◆ Stored data entries:
..........

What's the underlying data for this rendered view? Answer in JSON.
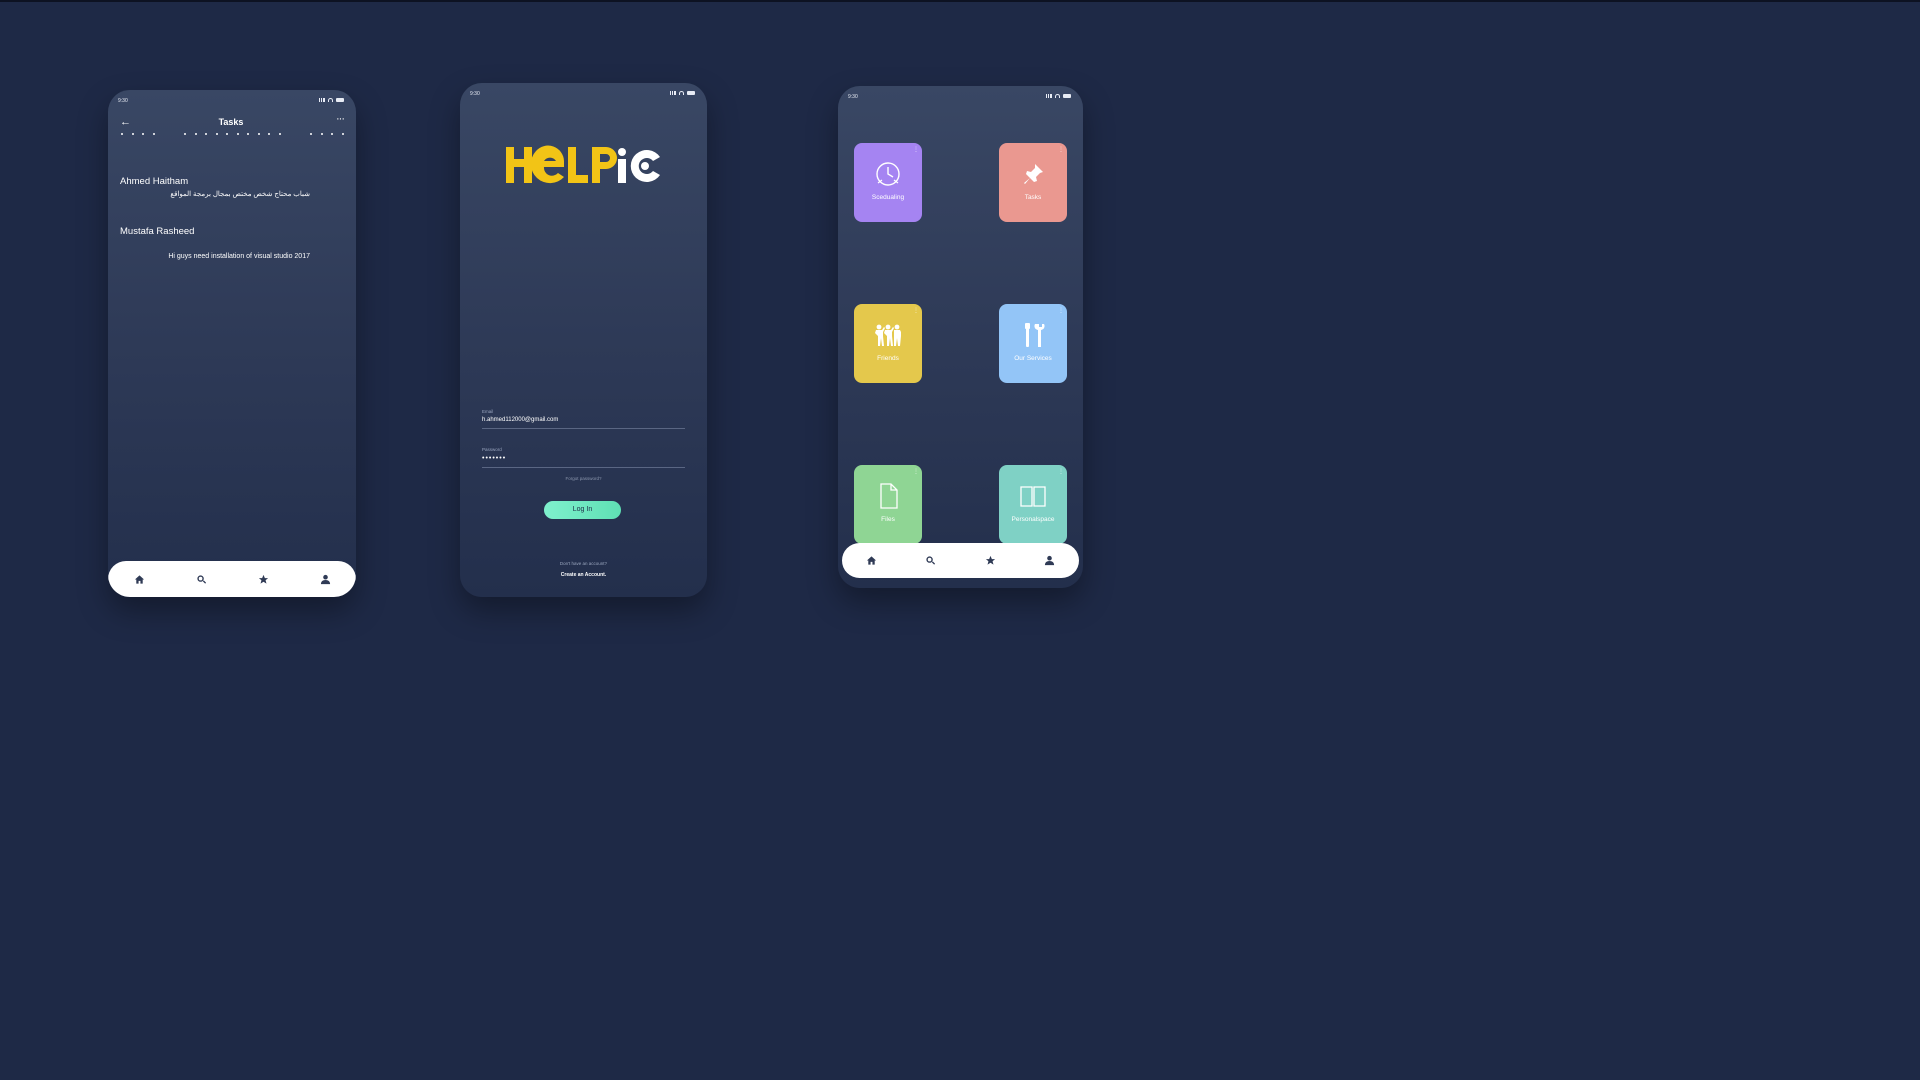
{
  "status_bar": {
    "time": "9:30"
  },
  "tasks_screen": {
    "title": "Tasks",
    "items": [
      {
        "name": "Ahmed Haitham",
        "message": "شباب محتاج شخص مختص بمجال برمجة المواقع"
      },
      {
        "name": "Mustafa Rasheed",
        "message": "Hi guys need installation of visual studio 2017"
      }
    ]
  },
  "login_screen": {
    "brand_text": "HELPIC",
    "email_label": "Email",
    "email_value": "h.ahmed112000@gmail.com",
    "password_label": "Password",
    "password_value": "•••••••",
    "forgot_password": "Forgot password?",
    "login_button": "Log In",
    "no_account_text": "Don't have an account?",
    "create_account": "Create an Account."
  },
  "home_screen": {
    "tiles": [
      {
        "label": "Scedualing",
        "color": "#a584f2",
        "icon": "clock-icon"
      },
      {
        "label": "Tasks",
        "color": "#ea9890",
        "icon": "pin-icon"
      },
      {
        "label": "Friends",
        "color": "#e4c84c",
        "icon": "people-icon"
      },
      {
        "label": "Our Services",
        "color": "#93c5f7",
        "icon": "tools-icon"
      },
      {
        "label": "Files",
        "color": "#8fd594",
        "icon": "file-icon"
      },
      {
        "label": "Personalspace",
        "color": "#7fd1c5",
        "icon": "book-icon"
      }
    ]
  },
  "tab_bar": [
    "home-icon",
    "search-icon",
    "star-icon",
    "profile-icon"
  ],
  "colors": {
    "background": "#1e2946",
    "accent_green": "#5fe0b4",
    "logo_yellow": "#f2c416"
  }
}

..........

◆ Given instruction:
Filter the entries down to the lines containing "name". Copy each of those lines.

◆ Worked solution:
        "name": "Ahmed Haitham",
        "name": "Mustafa Rasheed",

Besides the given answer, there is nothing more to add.